Stored items from a collection
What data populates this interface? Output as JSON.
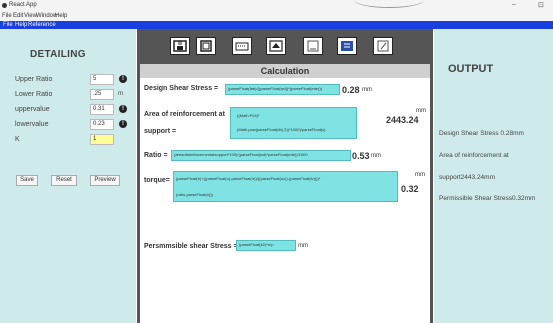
{
  "window": {
    "title": "React App",
    "minimize": "–",
    "restore": "⊡"
  },
  "menubar": [
    "File",
    "Edit",
    "View",
    "Window",
    "Help"
  ],
  "appmenu": [
    "File",
    "Help",
    "Reference"
  ],
  "left": {
    "heading": "DETAILING",
    "fields": [
      {
        "label": "Upper Ratio",
        "value": "5",
        "info": "!"
      },
      {
        "label": "Lower Ratio",
        "value": ".25",
        "info": "m"
      },
      {
        "label": "uppervalue",
        "value": "0.31",
        "info": "!"
      },
      {
        "label": "lowervalue",
        "value": "0.23",
        "info": "!"
      },
      {
        "label": "K",
        "value": "1",
        "info": ""
      }
    ],
    "buttons": {
      "save": "Save",
      "reset": "Reset",
      "preview": "Preview"
    }
  },
  "toolbar": [
    "save-icon",
    "copy-icon",
    "calculator-icon",
    "chart-icon",
    "document-icon",
    "table-icon",
    "edit-icon"
  ],
  "calc": {
    "title": "Calculation",
    "rows": [
      {
        "label": "Design Shear Stress =",
        "formula": "(parseFloat(fab)/((parseFloat(wd))*(parseFloat(ede)))",
        "result": "0.28",
        "unit": "mm"
      },
      {
        "label1": "Area of reinforcement at",
        "label2": "support =",
        "formula1": "((Math.PI/4)*",
        "formula2": "(Math.pow(parseFloat(db),2))*1000)/parseFloat(s)",
        "result": "2443.24",
        "unit": "mm"
      },
      {
        "label": "Ratio =",
        "formula": "(areaofreinforcementatsupport*100)/(parseFloat(wd)*parseFloat(ede))/1000",
        "result": "0.53",
        "unit": "mm"
      },
      {
        "label": "torque=",
        "formula1": "(parseFloat(Ir)+((parseFloat(u)-parseFloat(Ir))/((parseFloat(uv))-(parseFloat(lv))))*",
        "formula2": "(ratio-parseFloat(lr)))",
        "result": "0.32",
        "unit": "mm"
      },
      {
        "label": "Persmmsible shear Stress =",
        "formula": "(parseFloat(k2)*tc)=",
        "unit": "mm"
      }
    ]
  },
  "output": {
    "heading": "OUTPUT",
    "lines": [
      "Design Shear Stress 0.28mm",
      "Area of reinforcement at",
      "support2443.24mm",
      "Permissible Shear Stress0.32mm"
    ]
  }
}
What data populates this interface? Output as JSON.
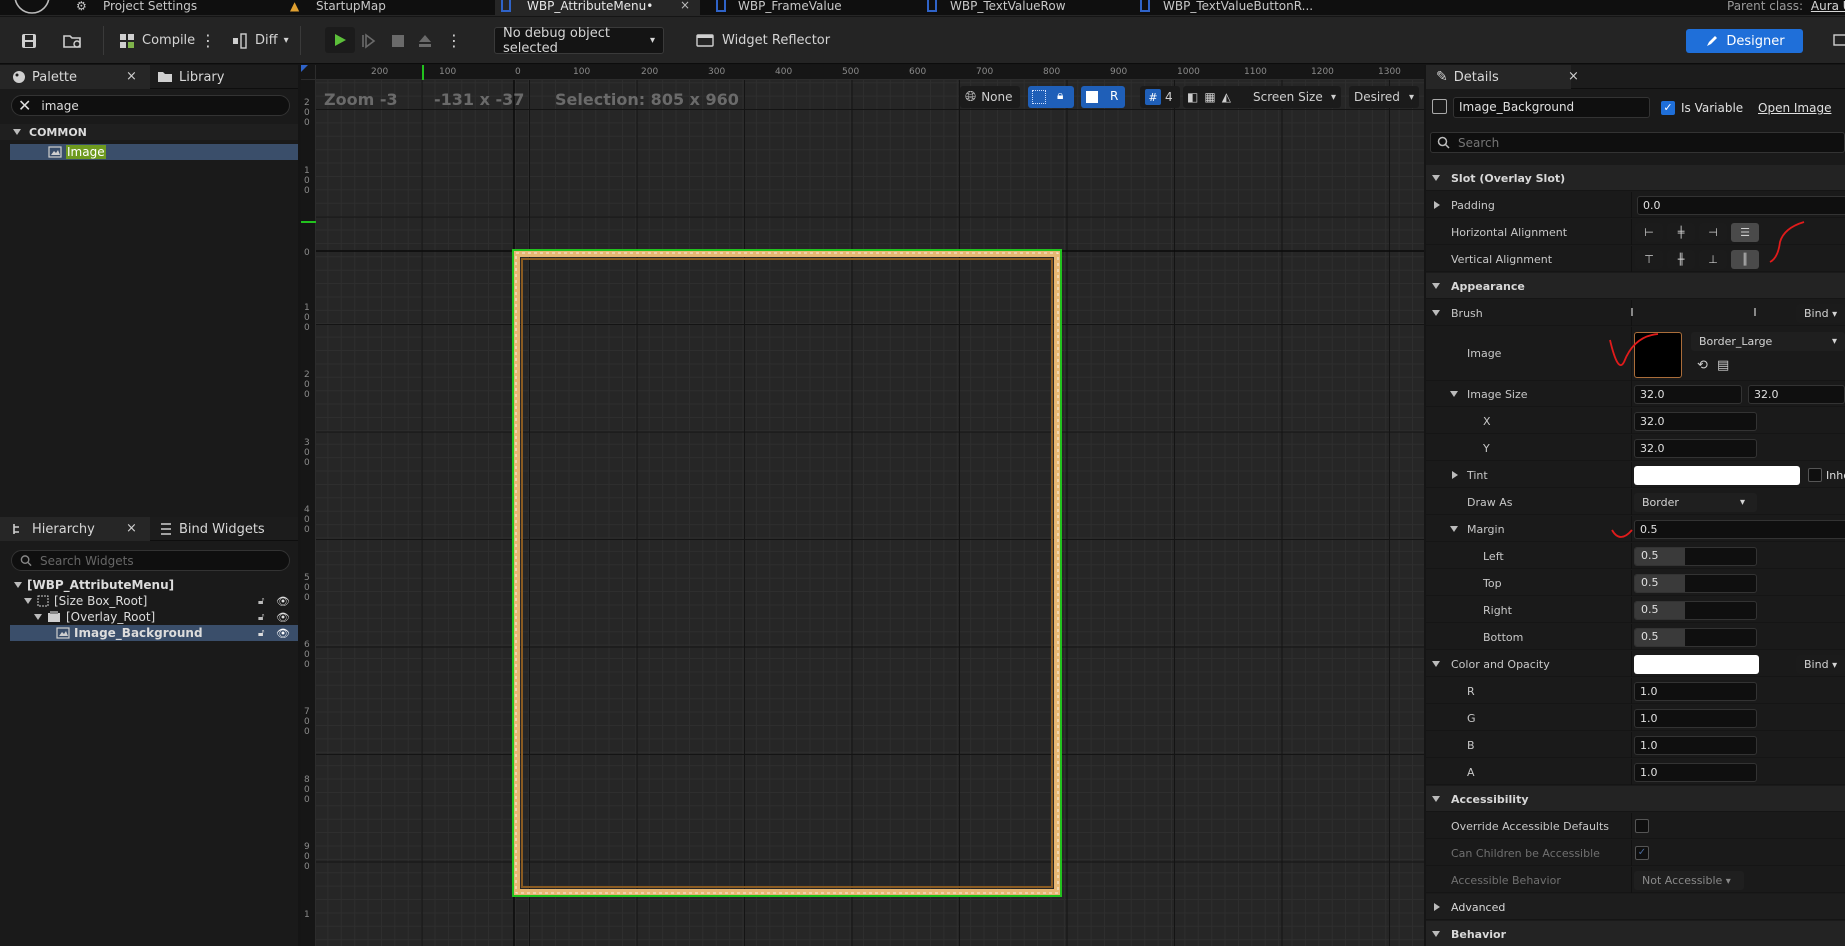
{
  "tabs": {
    "items": [
      {
        "label": "Project Settings"
      },
      {
        "label": "StartupMap"
      },
      {
        "label": "WBP_AttributeMenu•"
      },
      {
        "label": "WBP_FrameValue"
      },
      {
        "label": "WBP_TextValueRow"
      },
      {
        "label": "WBP_TextValueButtonR..."
      }
    ],
    "parent_class_label": "Parent class:",
    "parent_class_value": "Aura U",
    "close_glyph": "×"
  },
  "toolbar": {
    "compile_label": "Compile",
    "diff_label": "Diff",
    "debug_selector": "No debug object selected",
    "widget_reflector": "Widget Reflector",
    "designer_label": "Designer"
  },
  "palette": {
    "tab_label": "Palette",
    "library_label": "Library",
    "search_value": "image",
    "category": "COMMON",
    "items": [
      {
        "label": "Image"
      }
    ]
  },
  "hierarchy": {
    "tab_label": "Hierarchy",
    "bind_widgets_label": "Bind Widgets",
    "search_placeholder": "Search Widgets",
    "root": "[WBP_AttributeMenu]",
    "nodes": [
      {
        "label": "[Size Box_Root]"
      },
      {
        "label": "[Overlay_Root]"
      },
      {
        "label": "Image_Background"
      }
    ]
  },
  "viewport": {
    "zoom": "Zoom -3",
    "cursor": "-131 x -37",
    "selection": "Selection: 805 x 960",
    "localization": "None",
    "grid_snap": "4",
    "r_label": "R",
    "screen_size": "Screen Size",
    "desired": "Desired",
    "ruler_top": [
      "200",
      "100",
      "0",
      "100",
      "200",
      "300",
      "400",
      "500",
      "600",
      "700",
      "800",
      "900",
      "1000",
      "1100",
      "1200",
      "1300"
    ],
    "ruler_left": [
      "200",
      "100",
      "0",
      "100",
      "200",
      "300",
      "400",
      "500",
      "600",
      "700",
      "800",
      "900",
      "1"
    ]
  },
  "details": {
    "tab_label": "Details",
    "widget_name": "Image_Background",
    "is_variable_label": "Is Variable",
    "open_image_label": "Open Image",
    "search_placeholder": "Search",
    "slot_section": "Slot (Overlay Slot)",
    "padding_label": "Padding",
    "padding_value": "0.0",
    "h_align_label": "Horizontal Alignment",
    "v_align_label": "Vertical Alignment",
    "appearance_section": "Appearance",
    "brush_label": "Brush",
    "bind_label": "Bind",
    "image_label": "Image",
    "image_asset": "Border_Large",
    "image_size_label": "Image Size",
    "image_size_x": "32.0",
    "image_size_y": "32.0",
    "x_label": "X",
    "y_label": "Y",
    "tint_label": "Tint",
    "inherit_label": "Inhe",
    "draw_as_label": "Draw As",
    "draw_as_value": "Border",
    "margin_label": "Margin",
    "margin_value": "0.5",
    "left_label": "Left",
    "top_label": "Top",
    "right_label": "Right",
    "bottom_label": "Bottom",
    "margin_left": "0.5",
    "margin_top": "0.5",
    "margin_right": "0.5",
    "margin_bottom": "0.5",
    "color_opacity_label": "Color and Opacity",
    "r_label": "R",
    "g_label": "G",
    "b_label": "B",
    "a_label": "A",
    "r_value": "1.0",
    "g_value": "1.0",
    "b_value": "1.0",
    "a_value": "1.0",
    "accessibility_section": "Accessibility",
    "override_accessible_label": "Override Accessible Defaults",
    "children_accessible_label": "Can Children be Accessible",
    "accessible_behavior_label": "Accessible Behavior",
    "accessible_behavior_value": "Not Accessible",
    "advanced_section": "Advanced",
    "behavior_section": "Behavior"
  },
  "colors": {
    "accent_blue": "#1f6fd9",
    "selection_green": "#22c21e",
    "frame_gold": "#e7b773",
    "annotation_red": "#e01b1b"
  }
}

▶ **WHAT THE TASK ASKS**:
The records above should be reproduced exactly, with no pictures included.

▶ **TASK ANSWER**:
What data populates this interface? Output as JSON.
{
  "window": {
    "title": "React App",
    "minimize": "–",
    "restore": "⊡"
  },
  "menubar": [
    "File",
    "Edit",
    "View",
    "Window",
    "Help"
  ],
  "appmenu": [
    "File",
    "Help",
    "Reference"
  ],
  "left": {
    "heading": "DETAILING",
    "fields": [
      {
        "label": "Upper Ratio",
        "value": "5",
        "info": "!"
      },
      {
        "label": "Lower Ratio",
        "value": ".25",
        "info": "m"
      },
      {
        "label": "uppervalue",
        "value": "0.31",
        "info": "!"
      },
      {
        "label": "lowervalue",
        "value": "0.23",
        "info": "!"
      },
      {
        "label": "K",
        "value": "1",
        "info": ""
      }
    ],
    "buttons": {
      "save": "Save",
      "reset": "Reset",
      "preview": "Preview"
    }
  },
  "toolbar": [
    "save-icon",
    "copy-icon",
    "calculator-icon",
    "chart-icon",
    "document-icon",
    "table-icon",
    "edit-icon"
  ],
  "calc": {
    "title": "Calculation",
    "rows": [
      {
        "label": "Design Shear Stress =",
        "formula": "(parseFloat(fab)/((parseFloat(wd))*(parseFloat(ede)))",
        "result": "0.28",
        "unit": "mm"
      },
      {
        "label1": "Area of reinforcement at",
        "label2": "support =",
        "formula1": "((Math.PI/4)*",
        "formula2": "(Math.pow(parseFloat(db),2))*1000)/parseFloat(s)",
        "result": "2443.24",
        "unit": "mm"
      },
      {
        "label": "Ratio =",
        "formula": "(areaofreinforcementatsupport*100)/(parseFloat(wd)*parseFloat(ede))/1000",
        "result": "0.53",
        "unit": "mm"
      },
      {
        "label": "torque=",
        "formula1": "(parseFloat(Ir)+((parseFloat(u)-parseFloat(Ir))/((parseFloat(uv))-(parseFloat(lv))))*",
        "formula2": "(ratio-parseFloat(lr)))",
        "result": "0.32",
        "unit": "mm"
      },
      {
        "label": "Persmmsible shear Stress =",
        "formula": "(parseFloat(k2)*tc)=",
        "unit": "mm"
      }
    ]
  },
  "output": {
    "heading": "OUTPUT",
    "lines": [
      "Design Shear Stress 0.28mm",
      "Area of reinforcement at",
      "support2443.24mm",
      "Permissible Shear Stress0.32mm"
    ]
  }
}
What data populates this interface? Output as JSON.
{
  "tabs": {
    "items": [
      {
        "label": "Project Settings"
      },
      {
        "label": "StartupMap"
      },
      {
        "label": "WBP_AttributeMenu•"
      },
      {
        "label": "WBP_FrameValue"
      },
      {
        "label": "WBP_TextValueRow"
      },
      {
        "label": "WBP_TextValueButtonR..."
      }
    ],
    "parent_class_label": "Parent class:",
    "parent_class_value": "Aura U",
    "close_glyph": "×"
  },
  "toolbar": {
    "compile_label": "Compile",
    "diff_label": "Diff",
    "debug_selector": "No debug object selected",
    "widget_reflector": "Widget Reflector",
    "designer_label": "Designer"
  },
  "palette": {
    "tab_label": "Palette",
    "library_label": "Library",
    "search_value": "image",
    "category": "COMMON",
    "items": [
      {
        "label": "Image"
      }
    ]
  },
  "hierarchy": {
    "tab_label": "Hierarchy",
    "bind_widgets_label": "Bind Widgets",
    "search_placeholder": "Search Widgets",
    "root": "[WBP_AttributeMenu]",
    "nodes": [
      {
        "label": "[Size Box_Root]"
      },
      {
        "label": "[Overlay_Root]"
      },
      {
        "label": "Image_Background"
      }
    ]
  },
  "viewport": {
    "zoom": "Zoom -3",
    "cursor": "-131 x -37",
    "selection": "Selection: 805 x 960",
    "localization": "None",
    "grid_snap": "4",
    "r_label": "R",
    "screen_size": "Screen Size",
    "desired": "Desired",
    "ruler_top": [
      "200",
      "100",
      "0",
      "100",
      "200",
      "300",
      "400",
      "500",
      "600",
      "700",
      "800",
      "900",
      "1000",
      "1100",
      "1200",
      "1300"
    ],
    "ruler_left": [
      "200",
      "100",
      "0",
      "100",
      "200",
      "300",
      "400",
      "500",
      "600",
      "700",
      "800",
      "900",
      "1"
    ]
  },
  "details": {
    "tab_label": "Details",
    "widget_name": "Image_Background",
    "is_variable_label": "Is Variable",
    "open_image_label": "Open Image",
    "search_placeholder": "Search",
    "slot_section": "Slot (Overlay Slot)",
    "padding_label": "Padding",
    "padding_value": "0.0",
    "h_align_label": "Horizontal Alignment",
    "v_align_label": "Vertical Alignment",
    "appearance_section": "Appearance",
    "brush_label": "Brush",
    "bind_label": "Bind",
    "image_label": "Image",
    "image_asset": "Border_Large",
    "image_size_label": "Image Size",
    "image_size_x": "32.0",
    "image_size_y": "32.0",
    "x_label": "X",
    "y_label": "Y",
    "tint_label": "Tint",
    "inherit_label": "Inhe",
    "draw_as_label": "Draw As",
    "draw_as_value": "Border",
    "margin_label": "Margin",
    "margin_value": "0.5",
    "left_label": "Left",
    "top_label": "Top",
    "right_label": "Right",
    "bottom_label": "Bottom",
    "margin_left": "0.5",
    "margin_top": "0.5",
    "margin_right": "0.5",
    "margin_bottom": "0.5",
    "color_opacity_label": "Color and Opacity",
    "r_label": "R",
    "g_label": "G",
    "b_label": "B",
    "a_label": "A",
    "r_value": "1.0",
    "g_value": "1.0",
    "b_value": "1.0",
    "a_value": "1.0",
    "accessibility_section": "Accessibility",
    "override_accessible_label": "Override Accessible Defaults",
    "children_accessible_label": "Can Children be Accessible",
    "accessible_behavior_label": "Accessible Behavior",
    "accessible_behavior_value": "Not Accessible",
    "advanced_section": "Advanced",
    "behavior_section": "Behavior"
  },
  "colors": {
    "accent_blue": "#1f6fd9",
    "selection_green": "#22c21e",
    "frame_gold": "#e7b773",
    "annotation_red": "#e01b1b"
  }
}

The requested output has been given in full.